▶ [EXERCISE] Reproduce the material character for character, starting at the line that contains "nav-link[interactable]: About [741, 33, 796, 57]" and ending at the final line of the material.

▶ [MATERIALS PROVIDED]
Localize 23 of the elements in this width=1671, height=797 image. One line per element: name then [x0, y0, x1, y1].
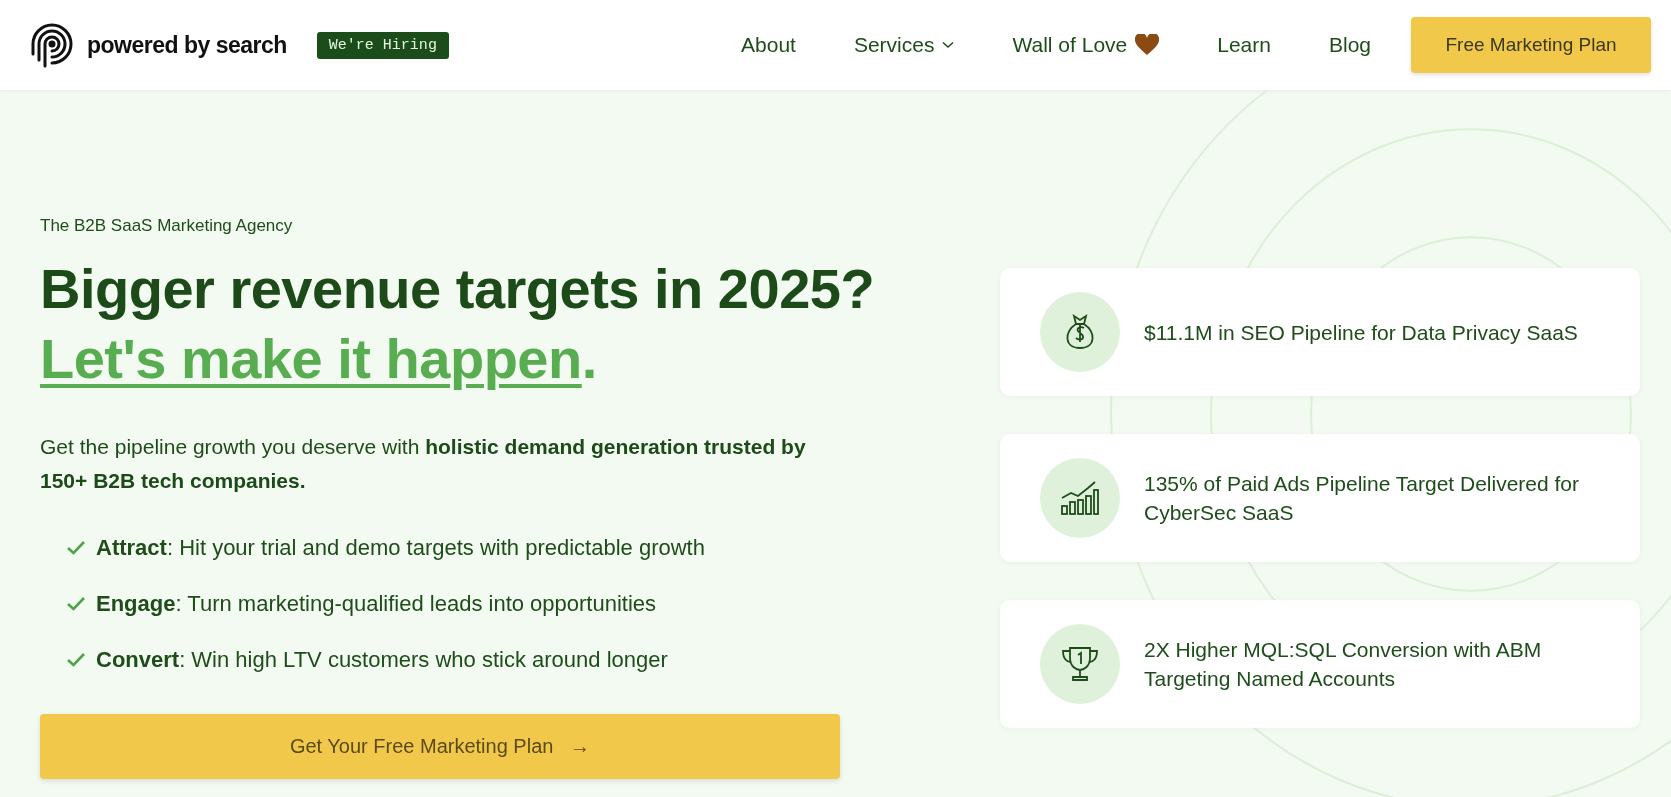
nav-link[interactable]: About [741, 33, 796, 57]
brand-name[interactable]: powered by search [87, 31, 287, 59]
result-text: 2X Higher MQL:SQL Conversion with ABM Targeting Named Accounts [1144, 637, 1543, 692]
nav-link[interactable]: Blog [1328, 33, 1371, 57]
check-icon [66, 596, 86, 612]
heart-icon [1135, 34, 1160, 56]
tagline: The B2B SaaS Marketing Agency [40, 216, 294, 236]
nav-link[interactable]: Learn [1217, 33, 1271, 57]
check-icon [66, 652, 86, 668]
benefit-text: Attract: Hit your trial and demo targets with predictable growth [96, 535, 705, 561]
free-plan-button[interactable]: Free Marketing Plan [1411, 17, 1651, 73]
benefit-text: Engage: Turn marketing-qualified leads into opportunities [96, 591, 657, 617]
caret-icon [942, 41, 955, 49]
nav-link[interactable]: Wall of Love [1012, 33, 1160, 57]
hiring-badge[interactable]: We're Hiring [316, 31, 449, 59]
nav-link[interactable]: Services [853, 33, 955, 57]
marketing-plan-button[interactable]: Get Your Free Marketing Plan → [40, 714, 840, 779]
result-text: 135% of Paid Ads Pipeline Target Delivered for CyberSec SaaS [1144, 471, 1581, 526]
check-icon [66, 540, 86, 556]
headline: Bigger revenue targets in 2025? Let's make it happen. [40, 256, 876, 392]
result-text: $11.1M in SEO Pipeline for Data Privacy SaaS [1144, 319, 1579, 346]
intro-text: Get the pipeline growth you deserve with holistic demand generation trusted by 150+ B2B tech companies. [40, 434, 807, 494]
benefit-text: Convert: Win high LTV customers who stick around longer [96, 647, 668, 673]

▶ [SOLUTION]
nav-link[interactable]: About [741, 33, 796, 57]
brand-name[interactable]: powered by search [87, 31, 287, 59]
result-text: 2X Higher MQL:SQL Conversion with ABM Targeting Named Accounts [1144, 637, 1543, 692]
nav-link[interactable]: Blog [1328, 33, 1371, 57]
check-icon [66, 596, 86, 612]
heart-icon [1135, 34, 1160, 56]
tagline: The B2B SaaS Marketing Agency [40, 216, 294, 236]
nav-link[interactable]: Learn [1217, 33, 1271, 57]
check-icon [66, 652, 86, 668]
benefit-text: Attract: Hit your trial and demo targets with predictable growth [96, 535, 705, 561]
free-plan-button[interactable]: Free Marketing Plan [1411, 17, 1651, 73]
benefit-text: Engage: Turn marketing-qualified leads into opportunities [96, 591, 657, 617]
caret-icon [942, 41, 955, 49]
nav-link[interactable]: Wall of Love [1012, 33, 1160, 57]
hiring-badge[interactable]: We're Hiring [316, 31, 449, 59]
nav-link[interactable]: Services [853, 33, 955, 57]
marketing-plan-button[interactable]: Get Your Free Marketing Plan → [40, 714, 840, 779]
result-text: 135% of Paid Ads Pipeline Target Delivered for CyberSec SaaS [1144, 471, 1581, 526]
check-icon [66, 540, 86, 556]
headline: Bigger revenue targets in 2025? Let's make it happen. [40, 256, 876, 392]
result-text: $11.1M in SEO Pipeline for Data Privacy SaaS [1144, 319, 1579, 346]
intro-text: Get the pipeline growth you deserve with holistic demand generation trusted by 150+ B2B tech companies. [40, 434, 807, 494]
benefit-text: Convert: Win high LTV customers who stick around longer [96, 647, 668, 673]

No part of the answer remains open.